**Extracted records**

● ● ● ● ● ● ●

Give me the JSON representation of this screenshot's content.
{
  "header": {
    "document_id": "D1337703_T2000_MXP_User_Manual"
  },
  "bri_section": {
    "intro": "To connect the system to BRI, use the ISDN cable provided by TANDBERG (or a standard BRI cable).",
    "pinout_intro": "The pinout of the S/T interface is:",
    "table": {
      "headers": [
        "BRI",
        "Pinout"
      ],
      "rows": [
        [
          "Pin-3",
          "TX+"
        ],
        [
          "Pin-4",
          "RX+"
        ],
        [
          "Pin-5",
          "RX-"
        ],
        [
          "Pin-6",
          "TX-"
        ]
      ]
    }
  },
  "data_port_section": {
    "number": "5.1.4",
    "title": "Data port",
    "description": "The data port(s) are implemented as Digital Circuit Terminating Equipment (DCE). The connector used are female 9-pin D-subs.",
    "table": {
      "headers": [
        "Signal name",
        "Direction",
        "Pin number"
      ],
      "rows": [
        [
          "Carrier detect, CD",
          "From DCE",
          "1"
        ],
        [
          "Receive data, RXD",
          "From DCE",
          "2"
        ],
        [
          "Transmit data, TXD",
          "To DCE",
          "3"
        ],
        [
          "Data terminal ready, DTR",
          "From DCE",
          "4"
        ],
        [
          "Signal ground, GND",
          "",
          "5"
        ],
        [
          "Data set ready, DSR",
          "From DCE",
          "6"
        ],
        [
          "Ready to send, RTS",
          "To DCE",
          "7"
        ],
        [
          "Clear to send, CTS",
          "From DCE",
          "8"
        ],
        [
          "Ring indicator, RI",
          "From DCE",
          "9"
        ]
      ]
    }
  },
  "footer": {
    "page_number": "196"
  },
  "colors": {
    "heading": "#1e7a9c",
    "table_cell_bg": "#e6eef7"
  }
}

● ● ● ● ● ● ●

Reproduce the data shown above exactly.

Give me the JSON representation of this screenshot's content.
{
  "header": {
    "document_id": "D1337703_T2000_MXP_User_Manual"
  },
  "bri_section": {
    "intro": "To connect the system to BRI, use the ISDN cable provided by TANDBERG (or a standard BRI cable).",
    "pinout_intro": "The pinout of the S/T interface is:",
    "table": {
      "headers": [
        "BRI",
        "Pinout"
      ],
      "rows": [
        [
          "Pin-3",
          "TX+"
        ],
        [
          "Pin-4",
          "RX+"
        ],
        [
          "Pin-5",
          "RX-"
        ],
        [
          "Pin-6",
          "TX-"
        ]
      ]
    }
  },
  "data_port_section": {
    "number": "5.1.4",
    "title": "Data port",
    "description": "The data port(s) are implemented as Digital Circuit Terminating Equipment (DCE). The connector used are female 9-pin D-subs.",
    "table": {
      "headers": [
        "Signal name",
        "Direction",
        "Pin number"
      ],
      "rows": [
        [
          "Carrier detect, CD",
          "From DCE",
          "1"
        ],
        [
          "Receive data, RXD",
          "From DCE",
          "2"
        ],
        [
          "Transmit data, TXD",
          "To DCE",
          "3"
        ],
        [
          "Data terminal ready, DTR",
          "From DCE",
          "4"
        ],
        [
          "Signal ground, GND",
          "",
          "5"
        ],
        [
          "Data set ready, DSR",
          "From DCE",
          "6"
        ],
        [
          "Ready to send, RTS",
          "To DCE",
          "7"
        ],
        [
          "Clear to send, CTS",
          "From DCE",
          "8"
        ],
        [
          "Ring indicator, RI",
          "From DCE",
          "9"
        ]
      ]
    }
  },
  "footer": {
    "page_number": "196"
  },
  "colors": {
    "heading": "#1e7a9c",
    "table_cell_bg": "#e6eef7"
  }
}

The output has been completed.